[Chart and figure data]
## start

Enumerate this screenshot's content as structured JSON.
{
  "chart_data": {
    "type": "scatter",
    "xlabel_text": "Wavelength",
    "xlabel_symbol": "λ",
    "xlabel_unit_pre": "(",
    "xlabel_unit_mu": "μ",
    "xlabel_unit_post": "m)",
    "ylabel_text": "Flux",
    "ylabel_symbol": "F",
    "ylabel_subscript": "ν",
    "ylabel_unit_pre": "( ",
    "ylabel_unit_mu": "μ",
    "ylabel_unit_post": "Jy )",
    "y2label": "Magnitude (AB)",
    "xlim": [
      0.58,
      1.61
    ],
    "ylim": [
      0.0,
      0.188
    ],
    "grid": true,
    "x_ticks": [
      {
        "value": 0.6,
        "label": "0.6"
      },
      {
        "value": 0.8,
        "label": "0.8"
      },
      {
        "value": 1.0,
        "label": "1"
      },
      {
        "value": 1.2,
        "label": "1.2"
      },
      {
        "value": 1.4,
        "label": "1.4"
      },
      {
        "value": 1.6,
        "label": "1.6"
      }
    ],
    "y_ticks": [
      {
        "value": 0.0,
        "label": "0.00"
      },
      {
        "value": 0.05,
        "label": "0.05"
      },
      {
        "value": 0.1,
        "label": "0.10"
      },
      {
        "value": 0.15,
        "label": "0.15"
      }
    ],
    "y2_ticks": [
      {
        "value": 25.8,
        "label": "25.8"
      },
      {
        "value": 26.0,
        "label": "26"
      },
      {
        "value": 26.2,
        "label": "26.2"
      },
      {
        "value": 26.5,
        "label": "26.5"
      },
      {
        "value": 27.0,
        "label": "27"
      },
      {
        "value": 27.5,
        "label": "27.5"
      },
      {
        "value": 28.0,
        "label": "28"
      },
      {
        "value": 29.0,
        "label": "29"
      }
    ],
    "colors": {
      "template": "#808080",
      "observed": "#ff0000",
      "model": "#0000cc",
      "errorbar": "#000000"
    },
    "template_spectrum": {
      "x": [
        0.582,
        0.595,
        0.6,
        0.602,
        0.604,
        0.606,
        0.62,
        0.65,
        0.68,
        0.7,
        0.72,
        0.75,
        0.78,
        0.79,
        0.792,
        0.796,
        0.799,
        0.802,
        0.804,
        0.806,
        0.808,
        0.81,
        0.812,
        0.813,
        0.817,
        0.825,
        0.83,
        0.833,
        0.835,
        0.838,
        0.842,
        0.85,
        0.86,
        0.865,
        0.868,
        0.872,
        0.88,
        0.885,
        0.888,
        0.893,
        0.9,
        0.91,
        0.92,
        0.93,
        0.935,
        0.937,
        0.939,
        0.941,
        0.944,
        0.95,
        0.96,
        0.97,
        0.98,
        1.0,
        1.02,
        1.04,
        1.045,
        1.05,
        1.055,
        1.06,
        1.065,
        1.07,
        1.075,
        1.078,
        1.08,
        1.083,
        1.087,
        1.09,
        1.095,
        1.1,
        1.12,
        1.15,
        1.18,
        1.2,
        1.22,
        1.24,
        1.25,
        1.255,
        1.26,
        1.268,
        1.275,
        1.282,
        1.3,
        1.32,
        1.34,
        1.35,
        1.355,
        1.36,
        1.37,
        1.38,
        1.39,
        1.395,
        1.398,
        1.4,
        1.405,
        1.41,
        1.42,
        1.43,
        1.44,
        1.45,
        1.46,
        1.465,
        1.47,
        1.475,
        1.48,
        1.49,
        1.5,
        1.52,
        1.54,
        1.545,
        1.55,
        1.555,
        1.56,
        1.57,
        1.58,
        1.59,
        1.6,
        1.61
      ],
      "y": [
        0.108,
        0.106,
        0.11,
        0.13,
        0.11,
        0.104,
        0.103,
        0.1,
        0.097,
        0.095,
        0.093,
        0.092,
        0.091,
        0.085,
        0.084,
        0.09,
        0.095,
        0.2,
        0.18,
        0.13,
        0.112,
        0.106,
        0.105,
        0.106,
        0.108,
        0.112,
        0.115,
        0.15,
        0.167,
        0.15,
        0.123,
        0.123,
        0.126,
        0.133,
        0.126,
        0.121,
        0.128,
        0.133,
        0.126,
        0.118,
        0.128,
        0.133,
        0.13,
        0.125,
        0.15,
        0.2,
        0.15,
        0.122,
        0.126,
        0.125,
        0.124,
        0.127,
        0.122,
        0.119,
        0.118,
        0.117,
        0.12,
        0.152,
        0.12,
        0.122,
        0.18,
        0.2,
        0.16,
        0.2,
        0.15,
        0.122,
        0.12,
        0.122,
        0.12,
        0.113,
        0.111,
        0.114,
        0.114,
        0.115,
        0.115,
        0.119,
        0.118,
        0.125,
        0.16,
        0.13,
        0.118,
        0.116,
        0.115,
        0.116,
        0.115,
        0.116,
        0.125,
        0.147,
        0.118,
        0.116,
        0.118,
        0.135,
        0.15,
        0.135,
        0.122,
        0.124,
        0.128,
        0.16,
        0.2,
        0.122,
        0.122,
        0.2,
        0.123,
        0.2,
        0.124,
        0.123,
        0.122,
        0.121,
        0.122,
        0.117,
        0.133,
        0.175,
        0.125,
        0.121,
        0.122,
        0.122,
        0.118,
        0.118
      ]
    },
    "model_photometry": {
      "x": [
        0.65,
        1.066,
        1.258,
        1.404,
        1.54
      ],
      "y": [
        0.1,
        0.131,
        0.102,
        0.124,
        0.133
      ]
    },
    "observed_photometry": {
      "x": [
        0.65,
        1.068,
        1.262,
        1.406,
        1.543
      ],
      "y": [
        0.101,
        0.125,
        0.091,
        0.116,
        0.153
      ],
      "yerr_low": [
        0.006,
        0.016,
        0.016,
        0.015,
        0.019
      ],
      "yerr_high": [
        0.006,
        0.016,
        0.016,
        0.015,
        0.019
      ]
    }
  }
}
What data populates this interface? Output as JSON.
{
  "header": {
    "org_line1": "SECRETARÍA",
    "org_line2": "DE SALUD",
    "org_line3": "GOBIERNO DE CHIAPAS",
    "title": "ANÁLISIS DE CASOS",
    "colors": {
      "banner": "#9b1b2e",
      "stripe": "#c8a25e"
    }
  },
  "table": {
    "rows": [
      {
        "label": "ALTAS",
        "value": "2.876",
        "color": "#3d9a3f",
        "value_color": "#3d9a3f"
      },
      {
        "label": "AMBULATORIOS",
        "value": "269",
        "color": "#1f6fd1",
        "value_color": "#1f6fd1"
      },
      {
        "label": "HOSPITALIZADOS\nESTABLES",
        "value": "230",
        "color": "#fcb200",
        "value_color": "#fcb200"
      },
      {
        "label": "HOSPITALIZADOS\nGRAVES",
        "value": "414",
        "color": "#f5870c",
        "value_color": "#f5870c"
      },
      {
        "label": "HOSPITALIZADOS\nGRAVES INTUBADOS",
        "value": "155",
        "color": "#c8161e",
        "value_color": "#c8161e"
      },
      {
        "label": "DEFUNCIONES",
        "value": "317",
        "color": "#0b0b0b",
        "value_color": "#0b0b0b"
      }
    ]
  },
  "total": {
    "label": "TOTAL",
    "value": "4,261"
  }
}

## end

Written request
Write out the records shown above, exactly as they appear.

Answer to this task
Enumerate this screenshot's content as structured JSON.
{
  "chart_data": {
    "type": "scatter",
    "xlabel_text": "Wavelength",
    "xlabel_symbol": "λ",
    "xlabel_unit_pre": "(",
    "xlabel_unit_mu": "μ",
    "xlabel_unit_post": "m)",
    "ylabel_text": "Flux",
    "ylabel_symbol": "F",
    "ylabel_subscript": "ν",
    "ylabel_unit_pre": "( ",
    "ylabel_unit_mu": "μ",
    "ylabel_unit_post": "Jy )",
    "y2label": "Magnitude (AB)",
    "xlim": [
      0.58,
      1.61
    ],
    "ylim": [
      0.0,
      0.188
    ],
    "grid": true,
    "x_ticks": [
      {
        "value": 0.6,
        "label": "0.6"
      },
      {
        "value": 0.8,
        "label": "0.8"
      },
      {
        "value": 1.0,
        "label": "1"
      },
      {
        "value": 1.2,
        "label": "1.2"
      },
      {
        "value": 1.4,
        "label": "1.4"
      },
      {
        "value": 1.6,
        "label": "1.6"
      }
    ],
    "y_ticks": [
      {
        "value": 0.0,
        "label": "0.00"
      },
      {
        "value": 0.05,
        "label": "0.05"
      },
      {
        "value": 0.1,
        "label": "0.10"
      },
      {
        "value": 0.15,
        "label": "0.15"
      }
    ],
    "y2_ticks": [
      {
        "value": 25.8,
        "label": "25.8"
      },
      {
        "value": 26.0,
        "label": "26"
      },
      {
        "value": 26.2,
        "label": "26.2"
      },
      {
        "value": 26.5,
        "label": "26.5"
      },
      {
        "value": 27.0,
        "label": "27"
      },
      {
        "value": 27.5,
        "label": "27.5"
      },
      {
        "value": 28.0,
        "label": "28"
      },
      {
        "value": 29.0,
        "label": "29"
      }
    ],
    "colors": {
      "template": "#808080",
      "observed": "#ff0000",
      "model": "#0000cc",
      "errorbar": "#000000"
    },
    "template_spectrum": {
      "x": [
        0.582,
        0.595,
        0.6,
        0.602,
        0.604,
        0.606,
        0.62,
        0.65,
        0.68,
        0.7,
        0.72,
        0.75,
        0.78,
        0.79,
        0.792,
        0.796,
        0.799,
        0.802,
        0.804,
        0.806,
        0.808,
        0.81,
        0.812,
        0.813,
        0.817,
        0.825,
        0.83,
        0.833,
        0.835,
        0.838,
        0.842,
        0.85,
        0.86,
        0.865,
        0.868,
        0.872,
        0.88,
        0.885,
        0.888,
        0.893,
        0.9,
        0.91,
        0.92,
        0.93,
        0.935,
        0.937,
        0.939,
        0.941,
        0.944,
        0.95,
        0.96,
        0.97,
        0.98,
        1.0,
        1.02,
        1.04,
        1.045,
        1.05,
        1.055,
        1.06,
        1.065,
        1.07,
        1.075,
        1.078,
        1.08,
        1.083,
        1.087,
        1.09,
        1.095,
        1.1,
        1.12,
        1.15,
        1.18,
        1.2,
        1.22,
        1.24,
        1.25,
        1.255,
        1.26,
        1.268,
        1.275,
        1.282,
        1.3,
        1.32,
        1.34,
        1.35,
        1.355,
        1.36,
        1.37,
        1.38,
        1.39,
        1.395,
        1.398,
        1.4,
        1.405,
        1.41,
        1.42,
        1.43,
        1.44,
        1.45,
        1.46,
        1.465,
        1.47,
        1.475,
        1.48,
        1.49,
        1.5,
        1.52,
        1.54,
        1.545,
        1.55,
        1.555,
        1.56,
        1.57,
        1.58,
        1.59,
        1.6,
        1.61
      ],
      "y": [
        0.108,
        0.106,
        0.11,
        0.13,
        0.11,
        0.104,
        0.103,
        0.1,
        0.097,
        0.095,
        0.093,
        0.092,
        0.091,
        0.085,
        0.084,
        0.09,
        0.095,
        0.2,
        0.18,
        0.13,
        0.112,
        0.106,
        0.105,
        0.106,
        0.108,
        0.112,
        0.115,
        0.15,
        0.167,
        0.15,
        0.123,
        0.123,
        0.126,
        0.133,
        0.126,
        0.121,
        0.128,
        0.133,
        0.126,
        0.118,
        0.128,
        0.133,
        0.13,
        0.125,
        0.15,
        0.2,
        0.15,
        0.122,
        0.126,
        0.125,
        0.124,
        0.127,
        0.122,
        0.119,
        0.118,
        0.117,
        0.12,
        0.152,
        0.12,
        0.122,
        0.18,
        0.2,
        0.16,
        0.2,
        0.15,
        0.122,
        0.12,
        0.122,
        0.12,
        0.113,
        0.111,
        0.114,
        0.114,
        0.115,
        0.115,
        0.119,
        0.118,
        0.125,
        0.16,
        0.13,
        0.118,
        0.116,
        0.115,
        0.116,
        0.115,
        0.116,
        0.125,
        0.147,
        0.118,
        0.116,
        0.118,
        0.135,
        0.15,
        0.135,
        0.122,
        0.124,
        0.128,
        0.16,
        0.2,
        0.122,
        0.122,
        0.2,
        0.123,
        0.2,
        0.124,
        0.123,
        0.122,
        0.121,
        0.122,
        0.117,
        0.133,
        0.175,
        0.125,
        0.121,
        0.122,
        0.122,
        0.118,
        0.118
      ]
    },
    "model_photometry": {
      "x": [
        0.65,
        1.066,
        1.258,
        1.404,
        1.54
      ],
      "y": [
        0.1,
        0.131,
        0.102,
        0.124,
        0.133
      ]
    },
    "observed_photometry": {
      "x": [
        0.65,
        1.068,
        1.262,
        1.406,
        1.543
      ],
      "y": [
        0.101,
        0.125,
        0.091,
        0.116,
        0.153
      ],
      "yerr_low": [
        0.006,
        0.016,
        0.016,
        0.015,
        0.019
      ],
      "yerr_high": [
        0.006,
        0.016,
        0.016,
        0.015,
        0.019
      ]
    }
  }
}
What data populates this interface? Output as JSON.
{
  "header": {
    "org_line1": "SECRETARÍA",
    "org_line2": "DE SALUD",
    "org_line3": "GOBIERNO DE CHIAPAS",
    "title": "ANÁLISIS DE CASOS",
    "colors": {
      "banner": "#9b1b2e",
      "stripe": "#c8a25e"
    }
  },
  "table": {
    "rows": [
      {
        "label": "ALTAS",
        "value": "2.876",
        "color": "#3d9a3f",
        "value_color": "#3d9a3f"
      },
      {
        "label": "AMBULATORIOS",
        "value": "269",
        "color": "#1f6fd1",
        "value_color": "#1f6fd1"
      },
      {
        "label": "HOSPITALIZADOS\nESTABLES",
        "value": "230",
        "color": "#fcb200",
        "value_color": "#fcb200"
      },
      {
        "label": "HOSPITALIZADOS\nGRAVES",
        "value": "414",
        "color": "#f5870c",
        "value_color": "#f5870c"
      },
      {
        "label": "HOSPITALIZADOS\nGRAVES INTUBADOS",
        "value": "155",
        "color": "#c8161e",
        "value_color": "#c8161e"
      },
      {
        "label": "DEFUNCIONES",
        "value": "317",
        "color": "#0b0b0b",
        "value_color": "#0b0b0b"
      }
    ]
  },
  "total": {
    "label": "TOTAL",
    "value": "4,261"
  }
}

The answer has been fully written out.